-- Start --

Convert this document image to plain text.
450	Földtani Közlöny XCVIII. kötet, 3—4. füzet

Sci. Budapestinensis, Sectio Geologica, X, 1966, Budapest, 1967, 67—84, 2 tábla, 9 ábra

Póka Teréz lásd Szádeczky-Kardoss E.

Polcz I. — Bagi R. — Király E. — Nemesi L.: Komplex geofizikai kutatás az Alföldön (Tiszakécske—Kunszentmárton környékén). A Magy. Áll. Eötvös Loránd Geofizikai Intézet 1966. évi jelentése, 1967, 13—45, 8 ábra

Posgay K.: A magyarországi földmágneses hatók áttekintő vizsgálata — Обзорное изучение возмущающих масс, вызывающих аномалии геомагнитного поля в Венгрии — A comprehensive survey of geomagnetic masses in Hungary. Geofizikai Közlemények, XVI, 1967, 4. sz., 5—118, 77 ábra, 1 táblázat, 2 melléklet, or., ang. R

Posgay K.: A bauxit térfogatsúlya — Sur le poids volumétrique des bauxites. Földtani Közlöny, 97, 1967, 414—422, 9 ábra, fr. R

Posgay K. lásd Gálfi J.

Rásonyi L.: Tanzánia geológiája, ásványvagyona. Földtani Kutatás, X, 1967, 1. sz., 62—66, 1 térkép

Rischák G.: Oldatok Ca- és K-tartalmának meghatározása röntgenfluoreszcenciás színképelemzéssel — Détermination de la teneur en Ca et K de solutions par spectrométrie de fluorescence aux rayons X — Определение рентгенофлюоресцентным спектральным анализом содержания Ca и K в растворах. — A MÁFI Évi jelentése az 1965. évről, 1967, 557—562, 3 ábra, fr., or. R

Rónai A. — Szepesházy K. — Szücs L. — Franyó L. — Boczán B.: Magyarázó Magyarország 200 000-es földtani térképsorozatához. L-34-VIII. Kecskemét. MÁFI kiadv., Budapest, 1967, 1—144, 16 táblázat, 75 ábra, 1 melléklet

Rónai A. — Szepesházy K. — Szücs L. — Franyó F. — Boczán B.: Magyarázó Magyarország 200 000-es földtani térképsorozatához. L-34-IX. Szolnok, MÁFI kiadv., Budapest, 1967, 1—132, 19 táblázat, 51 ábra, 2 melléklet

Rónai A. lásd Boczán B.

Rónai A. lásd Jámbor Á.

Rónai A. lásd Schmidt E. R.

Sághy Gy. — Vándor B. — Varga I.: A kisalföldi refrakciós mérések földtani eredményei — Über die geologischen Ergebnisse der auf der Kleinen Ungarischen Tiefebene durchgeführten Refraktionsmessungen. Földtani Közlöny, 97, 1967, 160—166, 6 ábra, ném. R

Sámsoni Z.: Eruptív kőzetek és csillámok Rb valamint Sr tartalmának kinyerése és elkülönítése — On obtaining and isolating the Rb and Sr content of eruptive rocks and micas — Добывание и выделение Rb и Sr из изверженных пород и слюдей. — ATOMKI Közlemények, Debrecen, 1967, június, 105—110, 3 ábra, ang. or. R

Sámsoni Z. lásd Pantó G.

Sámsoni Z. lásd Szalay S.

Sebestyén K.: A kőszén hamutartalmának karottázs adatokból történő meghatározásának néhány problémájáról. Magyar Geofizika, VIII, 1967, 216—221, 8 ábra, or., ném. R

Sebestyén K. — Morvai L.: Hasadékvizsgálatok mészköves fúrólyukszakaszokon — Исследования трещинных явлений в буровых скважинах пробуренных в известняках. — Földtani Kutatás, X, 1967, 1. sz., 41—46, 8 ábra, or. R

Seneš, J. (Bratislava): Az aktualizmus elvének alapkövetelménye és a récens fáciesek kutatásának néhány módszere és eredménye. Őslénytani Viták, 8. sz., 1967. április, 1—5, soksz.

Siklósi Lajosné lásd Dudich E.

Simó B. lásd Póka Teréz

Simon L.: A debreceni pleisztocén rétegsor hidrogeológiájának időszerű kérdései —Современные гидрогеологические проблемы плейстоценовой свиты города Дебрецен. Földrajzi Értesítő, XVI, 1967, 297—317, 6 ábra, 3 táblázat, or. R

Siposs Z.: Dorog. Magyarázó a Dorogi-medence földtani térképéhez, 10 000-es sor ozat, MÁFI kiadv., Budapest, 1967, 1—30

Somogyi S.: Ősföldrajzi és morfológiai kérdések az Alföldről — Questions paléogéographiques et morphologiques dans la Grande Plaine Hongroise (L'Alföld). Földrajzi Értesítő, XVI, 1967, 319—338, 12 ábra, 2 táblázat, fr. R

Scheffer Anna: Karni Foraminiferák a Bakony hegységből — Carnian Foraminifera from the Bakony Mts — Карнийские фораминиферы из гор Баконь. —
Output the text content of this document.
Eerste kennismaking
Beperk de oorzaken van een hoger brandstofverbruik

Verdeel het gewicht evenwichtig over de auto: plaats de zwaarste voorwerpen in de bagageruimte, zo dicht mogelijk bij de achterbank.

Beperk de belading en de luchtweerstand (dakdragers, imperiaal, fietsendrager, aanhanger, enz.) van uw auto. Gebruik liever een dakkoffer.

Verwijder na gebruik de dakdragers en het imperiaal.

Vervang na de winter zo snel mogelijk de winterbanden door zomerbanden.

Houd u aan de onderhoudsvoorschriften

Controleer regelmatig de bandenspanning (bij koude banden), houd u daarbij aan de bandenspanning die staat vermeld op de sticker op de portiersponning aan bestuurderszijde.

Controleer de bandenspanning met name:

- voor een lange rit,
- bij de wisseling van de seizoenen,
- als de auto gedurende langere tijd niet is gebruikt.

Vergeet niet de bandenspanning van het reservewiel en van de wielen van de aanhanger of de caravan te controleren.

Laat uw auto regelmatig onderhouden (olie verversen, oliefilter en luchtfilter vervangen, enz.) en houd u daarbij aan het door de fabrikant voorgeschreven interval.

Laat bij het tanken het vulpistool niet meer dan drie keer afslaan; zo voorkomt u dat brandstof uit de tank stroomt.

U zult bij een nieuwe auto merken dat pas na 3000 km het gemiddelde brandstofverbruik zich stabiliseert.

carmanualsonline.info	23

-- End --

- [DIRECTION]
Using the data above, reproduce every line exactly.

- [ANSWER TO THE PROBLEM]
Convert this document image to plain text.
450	Földtani Közlöny XCVIII. kötet, 3—4. füzet

Sci. Budapestinensis, Sectio Geologica, X, 1966, Budapest, 1967, 67—84, 2 tábla, 9 ábra

Póka Teréz lásd Szádeczky-Kardoss E.

Polcz I. — Bagi R. — Király E. — Nemesi L.: Komplex geofizikai kutatás az Alföldön (Tiszakécske—Kunszentmárton környékén). A Magy. Áll. Eötvös Loránd Geofizikai Intézet 1966. évi jelentése, 1967, 13—45, 8 ábra

Posgay K.: A magyarországi földmágneses hatók áttekintő vizsgálata — Обзорное изучение возмущающих масс, вызывающих аномалии геомагнитного поля в Венгрии — A comprehensive survey of geomagnetic masses in Hungary. Geofizikai Közlemények, XVI, 1967, 4. sz., 5—118, 77 ábra, 1 táblázat, 2 melléklet, or., ang. R

Posgay K.: A bauxit térfogatsúlya — Sur le poids volumétrique des bauxites. Földtani Közlöny, 97, 1967, 414—422, 9 ábra, fr. R

Posgay K. lásd Gálfi J.

Rásonyi L.: Tanzánia geológiája, ásványvagyona. Földtani Kutatás, X, 1967, 1. sz., 62—66, 1 térkép

Rischák G.: Oldatok Ca- és K-tartalmának meghatározása röntgenfluoreszcenciás színképelemzéssel — Détermination de la teneur en Ca et K de solutions par spectrométrie de fluorescence aux rayons X — Определение рентгенофлюоресцентным спектральным анализом содержания Ca и K в растворах. — A MÁFI Évi jelentése az 1965. évről, 1967, 557—562, 3 ábra, fr., or. R

Rónai A. — Szepesházy K. — Szücs L. — Franyó L. — Boczán B.: Magyarázó Magyarország 200 000-es földtani térképsorozatához. L-34-VIII. Kecskemét. MÁFI kiadv., Budapest, 1967, 1—144, 16 táblázat, 75 ábra, 1 melléklet

Rónai A. — Szepesházy K. — Szücs L. — Franyó F. — Boczán B.: Magyarázó Magyarország 200 000-es földtani térképsorozatához. L-34-IX. Szolnok, MÁFI kiadv., Budapest, 1967, 1—132, 19 táblázat, 51 ábra, 2 melléklet

Rónai A. lásd Boczán B.

Rónai A. lásd Jámbor Á.

Rónai A. lásd Schmidt E. R.

Sághy Gy. — Vándor B. — Varga I.: A kisalföldi refrakciós mérések földtani eredményei — Über die geologischen Ergebnisse der auf der Kleinen Ungarischen Tiefebene durchgeführten Refraktionsmessungen. Földtani Közlöny, 97, 1967, 160—166, 6 ábra, ném. R

Sámsoni Z.: Eruptív kőzetek és csillámok Rb valamint Sr tartalmának kinyerése és elkülönítése — On obtaining and isolating the Rb and Sr content of eruptive rocks and micas — Добывание и выделение Rb и Sr из изверженных пород и слюдей. — ATOMKI Közlemények, Debrecen, 1967, június, 105—110, 3 ábra, ang. or. R

Sámsoni Z. lásd Pantó G.

Sámsoni Z. lásd Szalay S.

Sebestyén K.: A kőszén hamutartalmának karottázs adatokból történő meghatározásának néhány problémájáról. Magyar Geofizika, VIII, 1967, 216—221, 8 ábra, or., ném. R

Sebestyén K. — Morvai L.: Hasadékvizsgálatok mészköves fúrólyukszakaszokon — Исследования трещинных явлений в буровых скважинах пробуренных в известняках. — Földtani Kutatás, X, 1967, 1. sz., 41—46, 8 ábra, or. R

Seneš, J. (Bratislava): Az aktualizmus elvének alapkövetelménye és a récens fáciesek kutatásának néhány módszere és eredménye. Őslénytani Viták, 8. sz., 1967. április, 1—5, soksz.

Siklósi Lajosné lásd Dudich E.

Simó B. lásd Póka Teréz

Simon L.: A debreceni pleisztocén rétegsor hidrogeológiájának időszerű kérdései —Современные гидрогеологические проблемы плейстоценовой свиты города Дебрецен. Földrajzi Értesítő, XVI, 1967, 297—317, 6 ábra, 3 táblázat, or. R

Siposs Z.: Dorog. Magyarázó a Dorogi-medence földtani térképéhez, 10 000-es sor ozat, MÁFI kiadv., Budapest, 1967, 1—30

Somogyi S.: Ősföldrajzi és morfológiai kérdések az Alföldről — Questions paléogéographiques et morphologiques dans la Grande Plaine Hongroise (L'Alföld). Földrajzi Értesítő, XVI, 1967, 319—338, 12 ábra, 2 táblázat, fr. R

Scheffer Anna: Karni Foraminiferák a Bakony hegységből — Carnian Foraminifera from the Bakony Mts — Карнийские фораминиферы из гор Баконь. —
Output the text content of this document.
Eerste kennismaking
Beperk de oorzaken van een hoger brandstofverbruik

Verdeel het gewicht evenwichtig over de auto: plaats de zwaarste voorwerpen in de bagageruimte, zo dicht mogelijk bij de achterbank.

Beperk de belading en de luchtweerstand (dakdragers, imperiaal, fietsendrager, aanhanger, enz.) van uw auto. Gebruik liever een dakkoffer.

Verwijder na gebruik de dakdragers en het imperiaal.

Vervang na de winter zo snel mogelijk de winterbanden door zomerbanden.

Houd u aan de onderhoudsvoorschriften

Controleer regelmatig de bandenspanning (bij koude banden), houd u daarbij aan de bandenspanning die staat vermeld op de sticker op de portiersponning aan bestuurderszijde.

Controleer de bandenspanning met name:

- voor een lange rit,
- bij de wisseling van de seizoenen,
- als de auto gedurende langere tijd niet is gebruikt.

Vergeet niet de bandenspanning van het reservewiel en van de wielen van de aanhanger of de caravan te controleren.

Laat uw auto regelmatig onderhouden (olie verversen, oliefilter en luchtfilter vervangen, enz.) en houd u daarbij aan het door de fabrikant voorgeschreven interval.

Laat bij het tanken het vulpistool niet meer dan drie keer afslaan; zo voorkomt u dat brandstof uit de tank stroomt.

U zult bij een nieuwe auto merken dat pas na 3000 km het gemiddelde brandstofverbruik zich stabiliseert.

carmanualsonline.info	23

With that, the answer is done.